• **Directions**
Print the entries below in their entirety, exactly as they are written.

• **Data for processing**
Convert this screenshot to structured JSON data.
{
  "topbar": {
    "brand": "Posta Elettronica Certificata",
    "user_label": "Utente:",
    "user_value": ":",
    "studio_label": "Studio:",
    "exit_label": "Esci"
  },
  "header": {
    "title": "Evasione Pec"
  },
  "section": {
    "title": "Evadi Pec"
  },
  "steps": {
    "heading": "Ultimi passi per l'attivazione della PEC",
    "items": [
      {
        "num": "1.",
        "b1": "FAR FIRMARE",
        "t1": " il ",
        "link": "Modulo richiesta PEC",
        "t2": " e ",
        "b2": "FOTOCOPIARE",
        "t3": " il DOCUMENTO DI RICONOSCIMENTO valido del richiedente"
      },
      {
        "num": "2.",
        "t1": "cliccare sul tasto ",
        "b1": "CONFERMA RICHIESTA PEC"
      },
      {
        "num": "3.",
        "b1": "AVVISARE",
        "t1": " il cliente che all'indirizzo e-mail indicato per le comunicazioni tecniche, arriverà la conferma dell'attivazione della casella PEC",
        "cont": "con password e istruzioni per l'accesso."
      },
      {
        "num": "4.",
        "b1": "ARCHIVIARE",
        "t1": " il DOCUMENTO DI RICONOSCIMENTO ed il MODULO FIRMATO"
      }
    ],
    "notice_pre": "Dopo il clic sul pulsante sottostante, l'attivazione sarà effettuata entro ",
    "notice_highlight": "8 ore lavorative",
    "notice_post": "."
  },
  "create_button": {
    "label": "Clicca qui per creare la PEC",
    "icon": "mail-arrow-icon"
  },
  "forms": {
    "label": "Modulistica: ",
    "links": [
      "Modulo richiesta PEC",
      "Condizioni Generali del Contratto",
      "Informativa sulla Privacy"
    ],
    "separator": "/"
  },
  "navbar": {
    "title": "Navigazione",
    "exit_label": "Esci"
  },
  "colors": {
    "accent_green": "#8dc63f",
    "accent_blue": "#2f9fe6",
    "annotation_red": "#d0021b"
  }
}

• **Worked answer**
Convert this screenshot to structured JSON data.
{
  "topbar": {
    "brand": "Posta Elettronica Certificata",
    "user_label": "Utente:",
    "user_value": ":",
    "studio_label": "Studio:",
    "exit_label": "Esci"
  },
  "header": {
    "title": "Evasione Pec"
  },
  "section": {
    "title": "Evadi Pec"
  },
  "steps": {
    "heading": "Ultimi passi per l'attivazione della PEC",
    "items": [
      {
        "num": "1.",
        "b1": "FAR FIRMARE",
        "t1": " il ",
        "link": "Modulo richiesta PEC",
        "t2": " e ",
        "b2": "FOTOCOPIARE",
        "t3": " il DOCUMENTO DI RICONOSCIMENTO valido del richiedente"
      },
      {
        "num": "2.",
        "t1": "cliccare sul tasto ",
        "b1": "CONFERMA RICHIESTA PEC"
      },
      {
        "num": "3.",
        "b1": "AVVISARE",
        "t1": " il cliente che all'indirizzo e-mail indicato per le comunicazioni tecniche, arriverà la conferma dell'attivazione della casella PEC",
        "cont": "con password e istruzioni per l'accesso."
      },
      {
        "num": "4.",
        "b1": "ARCHIVIARE",
        "t1": " il DOCUMENTO DI RICONOSCIMENTO ed il MODULO FIRMATO"
      }
    ],
    "notice_pre": "Dopo il clic sul pulsante sottostante, l'attivazione sarà effettuata entro ",
    "notice_highlight": "8 ore lavorative",
    "notice_post": "."
  },
  "create_button": {
    "label": "Clicca qui per creare la PEC",
    "icon": "mail-arrow-icon"
  },
  "forms": {
    "label": "Modulistica: ",
    "links": [
      "Modulo richiesta PEC",
      "Condizioni Generali del Contratto",
      "Informativa sulla Privacy"
    ],
    "separator": "/"
  },
  "navbar": {
    "title": "Navigazione",
    "exit_label": "Esci"
  },
  "colors": {
    "accent_green": "#8dc63f",
    "accent_blue": "#2f9fe6",
    "annotation_red": "#d0021b"
  }
}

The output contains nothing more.